#### Your objective:
Copy the passage in the lecture report on public opinion polls word for word, from "Acknowledging that we" up to and including "hold, said Frankovic.".
>> begin Excerpted text
PUBLIC OPINION IN THE NEWS
Kathleen A. Frankovic Presents Media and Society Lecture
Kathleen A. Frankovic, Director of Surveys and Producer of CBS News, was the guest speaker at BLS’s annual Media and Society Lecture on Monday, April 8. In her talk, “Public Opinion in the News,” she explored the issues concerning the role of public opinion polls in American politics and society.
Acknowledging that we live in a “polling culture,” Frankovic briefed the audience on the history of public opinion polls and the dramatic increase in their use since the early nineteenth century. Scientific polling didn’t emerge, she noted, until the 1930s, when new methodologies were introduced by George Gallup, Elmo Roper, and Andrew Crossley. It was in the 1970s, when media groups began conducting their own polls, that the “significant presence” of polls as a measure of “how Americans think and why” took hold, said Frankovic.
Frankovic acknowledged that there have always been detractors of polling – and agreed that there are legitimate concerns related to methodological questions. Despite the attacks on polls, “they are extraordinarily successful, and permit individuals to understand where they fit into the political system,” she said. They are a necessity to democracy, she concluded, “because they keep the system honest.”
>> end Excerpted text
>> begin Dataset extract
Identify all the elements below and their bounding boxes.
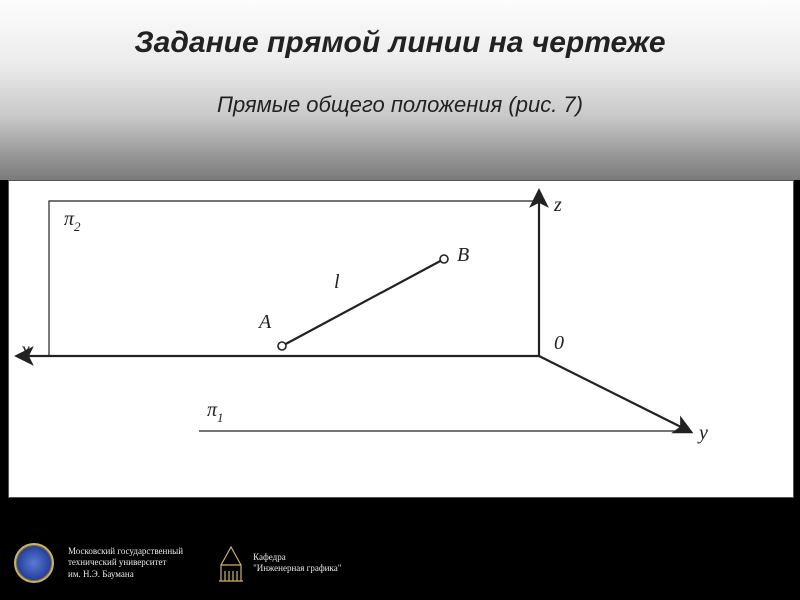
label-pi2: π2 [64,208,81,234]
axis-y [539,356,689,431]
point-b [440,255,448,263]
slide-title: Задание прямой линии на чертеже [0,26,800,60]
label-a: A [257,311,272,333]
tower-icon [217,543,245,583]
label-l: l [334,271,340,293]
label-z: z [553,194,562,216]
department-block: Кафедра "Инженерная графика" [217,543,341,583]
diagram-panel: x z y 0 π2 π1 A B l [8,180,794,498]
slide: Задание прямой линии на чертеже Прямые о… [0,0,800,600]
slide-subtitle: Прямые общего положения (рис. 7) [0,92,800,118]
department-name: Кафедра "Инженерная графика" [253,552,341,575]
label-pi1: π1 [207,399,224,425]
plane-pi1 [49,356,689,431]
line-l [282,259,444,346]
label-b: B [457,244,469,266]
label-y: y [697,422,708,444]
point-a [278,342,286,350]
footer: Московский государственный технический у… [0,526,800,600]
label-x: x [20,339,30,361]
university-seal-icon [14,543,54,583]
header: Задание прямой линии на чертеже Прямые о… [0,0,800,180]
label-origin: 0 [554,332,564,354]
university-name: Московский государственный технический у… [68,546,183,580]
diagram-svg: x z y 0 π2 π1 A B l [9,181,793,497]
plane-pi2 [49,201,539,356]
>> end Dataset extract
#### Response:
Acknowledging that we live in a “polling culture,” Frankovic briefed the audience on the history of public opinion polls and the dramatic increase in their use since the early nineteenth century. Scientific polling didn’t emerge, she noted, until the 1930s, when new methodologies were introduced by George Gallup, Elmo Roper, and Andrew Crossley. It was in the 1970s, when media groups began conducting their own polls, that the “significant presence” of polls as a measure of “how Americans think and why” took hold, said Frankovic.